INSTRUÇÃO ESCRITA 1
Responda às perguntas seguintes sobre o texto dedicado ao espetáculo "Teorema":
(a) Em que sala será apresentado o espetáculo?
(b) Quantos skaters acompanham John Romão em palco?
(c) Em que obra se inspira "Teorema"?
INSTRUÇÃO ESCRITA 2
Atualize o trecho das linhas que vai do início das linhas até à linha que contém "data-point xyxy=(643,314,651,321)", inclusive, trocando "data-point" por "marcador" e mantendo tudo o resto igual. Apresente apenas esse trecho.

EXCERTO PARA LEITURA
↓↓↓

O Grande Auditório do Centro Cultural Vila Flor (CCVF), em Guimarães, prepara-se para receber, no próximo sábado, 28 de fevereiro, pelas 22h00, o extravagante espetáculo de John Romão, “Teorema”.
Acompanhado por 12 skaters e um acordeonista em palco, o ator e encenador John Romão cria um espetáculo de teatro fora de série em que a palavra é suplantada por uma “experiência visual e sonora, enigmática e iconográfica, elegíaca e apocalíptica“. “Teorema” é inspirado numa obra fundamental do cinema europeu, o filme (e texto) homónimo de Pier Paolo Pasolini, e reflete sobre a hipótese de encenação da morte do autor. Seguindo os passos de Pasolini, que sempre trabalhou com os marginais do subproletariado urbano e rural do país, John Romão convocou performers que também pertencem à rua, que fazem da rua o seu estar, mas num contexto de contemporaneidade: jovens skaters, numa tentativa de reconfiguração do sentido do sagrado. As relações entre eles são de tensão, domínio e submissão e carregadas de uma atmosfera erótica e sacralizada, própria de Pasolini.

↑↑↑

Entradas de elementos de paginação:
↓↓↓

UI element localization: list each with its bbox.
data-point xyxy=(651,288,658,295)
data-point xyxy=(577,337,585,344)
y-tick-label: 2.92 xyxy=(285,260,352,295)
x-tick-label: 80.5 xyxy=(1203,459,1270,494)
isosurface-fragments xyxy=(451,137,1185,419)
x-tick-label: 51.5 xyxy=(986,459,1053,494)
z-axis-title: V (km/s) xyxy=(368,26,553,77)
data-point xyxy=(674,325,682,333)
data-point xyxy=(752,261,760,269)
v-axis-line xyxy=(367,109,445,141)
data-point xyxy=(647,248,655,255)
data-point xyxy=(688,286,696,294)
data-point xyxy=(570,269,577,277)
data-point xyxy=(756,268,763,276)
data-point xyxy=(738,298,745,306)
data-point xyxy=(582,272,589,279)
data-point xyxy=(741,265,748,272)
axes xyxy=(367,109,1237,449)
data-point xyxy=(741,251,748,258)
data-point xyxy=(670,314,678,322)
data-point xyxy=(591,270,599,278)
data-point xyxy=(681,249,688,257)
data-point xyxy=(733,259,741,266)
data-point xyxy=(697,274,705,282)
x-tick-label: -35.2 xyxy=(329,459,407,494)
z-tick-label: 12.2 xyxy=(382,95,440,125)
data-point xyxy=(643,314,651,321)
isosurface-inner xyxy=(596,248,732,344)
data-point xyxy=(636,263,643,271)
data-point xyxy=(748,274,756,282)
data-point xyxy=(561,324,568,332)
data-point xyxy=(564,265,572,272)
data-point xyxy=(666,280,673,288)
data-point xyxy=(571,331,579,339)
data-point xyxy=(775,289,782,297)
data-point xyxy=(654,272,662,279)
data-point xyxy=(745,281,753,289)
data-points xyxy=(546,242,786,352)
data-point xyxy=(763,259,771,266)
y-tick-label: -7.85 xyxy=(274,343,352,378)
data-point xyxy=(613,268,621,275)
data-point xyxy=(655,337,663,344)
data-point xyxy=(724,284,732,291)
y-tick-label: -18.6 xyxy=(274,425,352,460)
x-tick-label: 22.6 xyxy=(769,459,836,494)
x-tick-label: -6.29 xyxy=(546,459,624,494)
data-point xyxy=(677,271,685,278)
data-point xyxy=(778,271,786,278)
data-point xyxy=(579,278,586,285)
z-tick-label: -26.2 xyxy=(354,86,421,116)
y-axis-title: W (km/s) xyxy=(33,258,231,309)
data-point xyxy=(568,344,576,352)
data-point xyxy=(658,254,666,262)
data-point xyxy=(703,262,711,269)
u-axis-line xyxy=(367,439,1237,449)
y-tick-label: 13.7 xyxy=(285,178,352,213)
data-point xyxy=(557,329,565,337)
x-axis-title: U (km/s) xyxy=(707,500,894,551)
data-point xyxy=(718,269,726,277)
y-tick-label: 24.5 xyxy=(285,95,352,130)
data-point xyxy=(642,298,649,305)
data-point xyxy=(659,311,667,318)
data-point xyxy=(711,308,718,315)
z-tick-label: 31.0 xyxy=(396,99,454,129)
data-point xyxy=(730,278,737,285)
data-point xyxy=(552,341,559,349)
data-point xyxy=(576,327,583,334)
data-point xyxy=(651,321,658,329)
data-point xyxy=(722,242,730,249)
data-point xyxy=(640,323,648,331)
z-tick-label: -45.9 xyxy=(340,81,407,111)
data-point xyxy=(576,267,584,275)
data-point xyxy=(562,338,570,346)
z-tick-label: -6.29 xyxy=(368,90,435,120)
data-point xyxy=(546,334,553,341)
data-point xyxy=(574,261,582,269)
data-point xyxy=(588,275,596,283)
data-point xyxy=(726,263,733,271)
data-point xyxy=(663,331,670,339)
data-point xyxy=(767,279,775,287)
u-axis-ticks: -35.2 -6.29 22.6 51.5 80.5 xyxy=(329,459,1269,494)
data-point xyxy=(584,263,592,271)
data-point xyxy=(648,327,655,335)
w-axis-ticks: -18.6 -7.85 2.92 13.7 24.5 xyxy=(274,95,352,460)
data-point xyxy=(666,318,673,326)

↑↑↑

RESULTADO DO EXERCÍCIO 1
(a) No Grande Auditório do Centro Cultural Vila Flor (CCVF), em Guimarães.
(b) 12 skaters.
(c) No filme (e texto) homónimo de Pier Paolo Pasolini.

RESULTADO DO EXERCÍCIO 2
UI element localization: list each with its bbox.
marcador xyxy=(651,288,658,295)
marcador xyxy=(577,337,585,344)
y-tick-label: 2.92 xyxy=(285,260,352,295)
x-tick-label: 80.5 xyxy=(1203,459,1270,494)
isosurface-fragments xyxy=(451,137,1185,419)
x-tick-label: 51.5 xyxy=(986,459,1053,494)
z-axis-title: V (km/s) xyxy=(368,26,553,77)
marcador xyxy=(674,325,682,333)
marcador xyxy=(752,261,760,269)
v-axis-line xyxy=(367,109,445,141)
marcador xyxy=(647,248,655,255)
marcador xyxy=(688,286,696,294)
marcador xyxy=(570,269,577,277)
marcador xyxy=(756,268,763,276)
marcador xyxy=(738,298,745,306)
marcador xyxy=(582,272,589,279)
marcador xyxy=(741,265,748,272)
axes xyxy=(367,109,1237,449)
marcador xyxy=(741,251,748,258)
marcador xyxy=(670,314,678,322)
marcador xyxy=(591,270,599,278)
marcador xyxy=(681,249,688,257)
marcador xyxy=(733,259,741,266)
marcador xyxy=(697,274,705,282)
x-tick-label: -35.2 xyxy=(329,459,407,494)
z-tick-label: 12.2 xyxy=(382,95,440,125)
marcador xyxy=(643,314,651,321)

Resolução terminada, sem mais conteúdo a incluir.